__What needs to be done__: Omit images. Retype all entries verbatim.

<<<<

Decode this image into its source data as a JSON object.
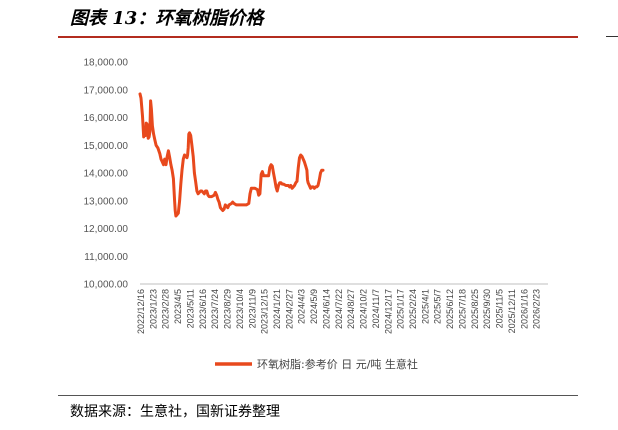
{
  "title": "图表 13：环氧树脂价格",
  "source": "数据来源：生意社，国新证券整理",
  "chart_data": {
    "type": "line",
    "title": "",
    "xlabel": "",
    "ylabel": "",
    "ylim": [
      10000,
      18000
    ],
    "yticks": [
      "18,000.00",
      "17,000.00",
      "16,000.00",
      "15,000.00",
      "14,000.00",
      "13,000.00",
      "12,000.00",
      "11,000.00",
      "10,000.00"
    ],
    "xticks": [
      "2022/12/16",
      "2023/1/23",
      "2023/2/28",
      "2023/4/5",
      "2023/5/11",
      "2023/6/16",
      "2023/7/24",
      "2023/8/29",
      "2023/10/4",
      "2023/11/9",
      "2023/12/15",
      "2024/1/21",
      "2024/2/27",
      "2024/4/3",
      "2024/5/9",
      "2024/6/14",
      "2024/7/22",
      "2024/8/27",
      "2024/10/2",
      "2024/11/7",
      "2024/12/17",
      "2025/1/17",
      "2025/2/24",
      "2025/4/1",
      "2025/5/7",
      "2025/6/12",
      "2025/7/18",
      "2025/8/25",
      "2025/9/30",
      "2025/11/5",
      "2025/12/11",
      "2026/1/16",
      "2026/2/23"
    ],
    "legend": "bottom",
    "grid": false,
    "series": [
      {
        "name": "环氧树脂:参考价 日 元/吨 生意社",
        "color": "#e8491d",
        "points": [
          [
            0,
            16850
          ],
          [
            0.08,
            16700
          ],
          [
            0.2,
            16050
          ],
          [
            0.3,
            15300
          ],
          [
            0.38,
            15450
          ],
          [
            0.46,
            15350
          ],
          [
            0.5,
            15800
          ],
          [
            0.58,
            15750
          ],
          [
            0.66,
            15250
          ],
          [
            0.74,
            15300
          ],
          [
            0.8,
            15500
          ],
          [
            0.86,
            16600
          ],
          [
            0.92,
            16300
          ],
          [
            1.0,
            15700
          ],
          [
            1.1,
            15400
          ],
          [
            1.2,
            15200
          ],
          [
            1.3,
            15000
          ],
          [
            1.45,
            14900
          ],
          [
            1.6,
            14700
          ],
          [
            1.7,
            14500
          ],
          [
            1.8,
            14400
          ],
          [
            1.9,
            14300
          ],
          [
            2.0,
            14500
          ],
          [
            2.1,
            14300
          ],
          [
            2.2,
            14600
          ],
          [
            2.3,
            14800
          ],
          [
            2.4,
            14550
          ],
          [
            2.5,
            14300
          ],
          [
            2.6,
            14100
          ],
          [
            2.7,
            13800
          ],
          [
            2.8,
            13000
          ],
          [
            2.85,
            12650
          ],
          [
            2.9,
            12450
          ],
          [
            3.0,
            12500
          ],
          [
            3.1,
            12550
          ],
          [
            3.2,
            13000
          ],
          [
            3.3,
            13600
          ],
          [
            3.4,
            14100
          ],
          [
            3.5,
            14500
          ],
          [
            3.6,
            14650
          ],
          [
            3.7,
            14600
          ],
          [
            3.8,
            14550
          ],
          [
            3.85,
            14650
          ],
          [
            3.9,
            14900
          ],
          [
            3.95,
            15400
          ],
          [
            4.0,
            15450
          ],
          [
            4.1,
            15350
          ],
          [
            4.2,
            15000
          ],
          [
            4.3,
            14600
          ],
          [
            4.4,
            14000
          ],
          [
            4.5,
            13700
          ],
          [
            4.6,
            13350
          ],
          [
            4.7,
            13250
          ],
          [
            4.8,
            13300
          ],
          [
            4.9,
            13350
          ],
          [
            5.0,
            13350
          ],
          [
            5.1,
            13300
          ],
          [
            5.2,
            13250
          ],
          [
            5.3,
            13350
          ],
          [
            5.4,
            13350
          ],
          [
            5.5,
            13200
          ],
          [
            5.6,
            13150
          ],
          [
            5.8,
            13150
          ],
          [
            6.0,
            13200
          ],
          [
            6.1,
            13300
          ],
          [
            6.2,
            13200
          ],
          [
            6.3,
            13050
          ],
          [
            6.4,
            12950
          ],
          [
            6.5,
            12750
          ],
          [
            6.6,
            12700
          ],
          [
            6.7,
            12650
          ],
          [
            6.8,
            12700
          ],
          [
            6.9,
            12850
          ],
          [
            7.0,
            12800
          ],
          [
            7.1,
            12750
          ],
          [
            7.2,
            12850
          ],
          [
            7.4,
            12900
          ],
          [
            7.5,
            12950
          ],
          [
            7.6,
            12900
          ],
          [
            7.8,
            12850
          ],
          [
            8.0,
            12850
          ],
          [
            8.2,
            12850
          ],
          [
            8.4,
            12850
          ],
          [
            8.6,
            12850
          ],
          [
            8.8,
            12900
          ],
          [
            8.9,
            13250
          ],
          [
            9.0,
            13450
          ],
          [
            9.1,
            13450
          ],
          [
            9.3,
            13450
          ],
          [
            9.5,
            13400
          ],
          [
            9.6,
            13200
          ],
          [
            9.7,
            13250
          ],
          [
            9.8,
            13950
          ],
          [
            9.9,
            14050
          ],
          [
            10.0,
            13900
          ],
          [
            10.2,
            13900
          ],
          [
            10.4,
            13900
          ],
          [
            10.5,
            14200
          ],
          [
            10.6,
            14300
          ],
          [
            10.7,
            14250
          ],
          [
            10.8,
            14000
          ],
          [
            10.9,
            13750
          ],
          [
            11.0,
            13500
          ],
          [
            11.1,
            13350
          ],
          [
            11.2,
            13550
          ],
          [
            11.3,
            13650
          ],
          [
            11.4,
            13650
          ],
          [
            11.5,
            13600
          ],
          [
            11.6,
            13600
          ],
          [
            11.8,
            13550
          ],
          [
            12.0,
            13550
          ],
          [
            12.1,
            13500
          ],
          [
            12.2,
            13550
          ],
          [
            12.3,
            13450
          ],
          [
            12.4,
            13500
          ],
          [
            12.5,
            13550
          ],
          [
            12.6,
            13650
          ],
          [
            12.7,
            13700
          ],
          [
            12.8,
            14200
          ],
          [
            12.9,
            14550
          ],
          [
            13.0,
            14650
          ],
          [
            13.1,
            14600
          ],
          [
            13.2,
            14500
          ],
          [
            13.3,
            14400
          ],
          [
            13.4,
            14250
          ],
          [
            13.5,
            14100
          ],
          [
            13.55,
            13750
          ],
          [
            13.6,
            13650
          ],
          [
            13.7,
            13550
          ],
          [
            13.8,
            13450
          ],
          [
            13.9,
            13500
          ],
          [
            14.0,
            13500
          ],
          [
            14.1,
            13450
          ],
          [
            14.2,
            13500
          ],
          [
            14.3,
            13500
          ],
          [
            14.4,
            13550
          ],
          [
            14.5,
            13750
          ],
          [
            14.6,
            14000
          ],
          [
            14.7,
            14100
          ],
          [
            14.8,
            14100
          ]
        ]
      }
    ]
  }
}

>>>>

__Problem solution__:
Decode this image into its source data as a JSON object.
{
  "title": "图表 13：环氧树脂价格",
  "source": "数据来源：生意社，国新证券整理",
  "chart_data": {
    "type": "line",
    "title": "",
    "xlabel": "",
    "ylabel": "",
    "ylim": [
      10000,
      18000
    ],
    "yticks": [
      "18,000.00",
      "17,000.00",
      "16,000.00",
      "15,000.00",
      "14,000.00",
      "13,000.00",
      "12,000.00",
      "11,000.00",
      "10,000.00"
    ],
    "xticks": [
      "2022/12/16",
      "2023/1/23",
      "2023/2/28",
      "2023/4/5",
      "2023/5/11",
      "2023/6/16",
      "2023/7/24",
      "2023/8/29",
      "2023/10/4",
      "2023/11/9",
      "2023/12/15",
      "2024/1/21",
      "2024/2/27",
      "2024/4/3",
      "2024/5/9",
      "2024/6/14",
      "2024/7/22",
      "2024/8/27",
      "2024/10/2",
      "2024/11/7",
      "2024/12/17",
      "2025/1/17",
      "2025/2/24",
      "2025/4/1",
      "2025/5/7",
      "2025/6/12",
      "2025/7/18",
      "2025/8/25",
      "2025/9/30",
      "2025/11/5",
      "2025/12/11",
      "2026/1/16",
      "2026/2/23"
    ],
    "legend": "bottom",
    "grid": false,
    "series": [
      {
        "name": "环氧树脂:参考价 日 元/吨 生意社",
        "color": "#e8491d",
        "points": [
          [
            0,
            16850
          ],
          [
            0.08,
            16700
          ],
          [
            0.2,
            16050
          ],
          [
            0.3,
            15300
          ],
          [
            0.38,
            15450
          ],
          [
            0.46,
            15350
          ],
          [
            0.5,
            15800
          ],
          [
            0.58,
            15750
          ],
          [
            0.66,
            15250
          ],
          [
            0.74,
            15300
          ],
          [
            0.8,
            15500
          ],
          [
            0.86,
            16600
          ],
          [
            0.92,
            16300
          ],
          [
            1.0,
            15700
          ],
          [
            1.1,
            15400
          ],
          [
            1.2,
            15200
          ],
          [
            1.3,
            15000
          ],
          [
            1.45,
            14900
          ],
          [
            1.6,
            14700
          ],
          [
            1.7,
            14500
          ],
          [
            1.8,
            14400
          ],
          [
            1.9,
            14300
          ],
          [
            2.0,
            14500
          ],
          [
            2.1,
            14300
          ],
          [
            2.2,
            14600
          ],
          [
            2.3,
            14800
          ],
          [
            2.4,
            14550
          ],
          [
            2.5,
            14300
          ],
          [
            2.6,
            14100
          ],
          [
            2.7,
            13800
          ],
          [
            2.8,
            13000
          ],
          [
            2.85,
            12650
          ],
          [
            2.9,
            12450
          ],
          [
            3.0,
            12500
          ],
          [
            3.1,
            12550
          ],
          [
            3.2,
            13000
          ],
          [
            3.3,
            13600
          ],
          [
            3.4,
            14100
          ],
          [
            3.5,
            14500
          ],
          [
            3.6,
            14650
          ],
          [
            3.7,
            14600
          ],
          [
            3.8,
            14550
          ],
          [
            3.85,
            14650
          ],
          [
            3.9,
            14900
          ],
          [
            3.95,
            15400
          ],
          [
            4.0,
            15450
          ],
          [
            4.1,
            15350
          ],
          [
            4.2,
            15000
          ],
          [
            4.3,
            14600
          ],
          [
            4.4,
            14000
          ],
          [
            4.5,
            13700
          ],
          [
            4.6,
            13350
          ],
          [
            4.7,
            13250
          ],
          [
            4.8,
            13300
          ],
          [
            4.9,
            13350
          ],
          [
            5.0,
            13350
          ],
          [
            5.1,
            13300
          ],
          [
            5.2,
            13250
          ],
          [
            5.3,
            13350
          ],
          [
            5.4,
            13350
          ],
          [
            5.5,
            13200
          ],
          [
            5.6,
            13150
          ],
          [
            5.8,
            13150
          ],
          [
            6.0,
            13200
          ],
          [
            6.1,
            13300
          ],
          [
            6.2,
            13200
          ],
          [
            6.3,
            13050
          ],
          [
            6.4,
            12950
          ],
          [
            6.5,
            12750
          ],
          [
            6.6,
            12700
          ],
          [
            6.7,
            12650
          ],
          [
            6.8,
            12700
          ],
          [
            6.9,
            12850
          ],
          [
            7.0,
            12800
          ],
          [
            7.1,
            12750
          ],
          [
            7.2,
            12850
          ],
          [
            7.4,
            12900
          ],
          [
            7.5,
            12950
          ],
          [
            7.6,
            12900
          ],
          [
            7.8,
            12850
          ],
          [
            8.0,
            12850
          ],
          [
            8.2,
            12850
          ],
          [
            8.4,
            12850
          ],
          [
            8.6,
            12850
          ],
          [
            8.8,
            12900
          ],
          [
            8.9,
            13250
          ],
          [
            9.0,
            13450
          ],
          [
            9.1,
            13450
          ],
          [
            9.3,
            13450
          ],
          [
            9.5,
            13400
          ],
          [
            9.6,
            13200
          ],
          [
            9.7,
            13250
          ],
          [
            9.8,
            13950
          ],
          [
            9.9,
            14050
          ],
          [
            10.0,
            13900
          ],
          [
            10.2,
            13900
          ],
          [
            10.4,
            13900
          ],
          [
            10.5,
            14200
          ],
          [
            10.6,
            14300
          ],
          [
            10.7,
            14250
          ],
          [
            10.8,
            14000
          ],
          [
            10.9,
            13750
          ],
          [
            11.0,
            13500
          ],
          [
            11.1,
            13350
          ],
          [
            11.2,
            13550
          ],
          [
            11.3,
            13650
          ],
          [
            11.4,
            13650
          ],
          [
            11.5,
            13600
          ],
          [
            11.6,
            13600
          ],
          [
            11.8,
            13550
          ],
          [
            12.0,
            13550
          ],
          [
            12.1,
            13500
          ],
          [
            12.2,
            13550
          ],
          [
            12.3,
            13450
          ],
          [
            12.4,
            13500
          ],
          [
            12.5,
            13550
          ],
          [
            12.6,
            13650
          ],
          [
            12.7,
            13700
          ],
          [
            12.8,
            14200
          ],
          [
            12.9,
            14550
          ],
          [
            13.0,
            14650
          ],
          [
            13.1,
            14600
          ],
          [
            13.2,
            14500
          ],
          [
            13.3,
            14400
          ],
          [
            13.4,
            14250
          ],
          [
            13.5,
            14100
          ],
          [
            13.55,
            13750
          ],
          [
            13.6,
            13650
          ],
          [
            13.7,
            13550
          ],
          [
            13.8,
            13450
          ],
          [
            13.9,
            13500
          ],
          [
            14.0,
            13500
          ],
          [
            14.1,
            13450
          ],
          [
            14.2,
            13500
          ],
          [
            14.3,
            13500
          ],
          [
            14.4,
            13550
          ],
          [
            14.5,
            13750
          ],
          [
            14.6,
            14000
          ],
          [
            14.7,
            14100
          ],
          [
            14.8,
            14100
          ]
        ]
      }
    ]
  }
}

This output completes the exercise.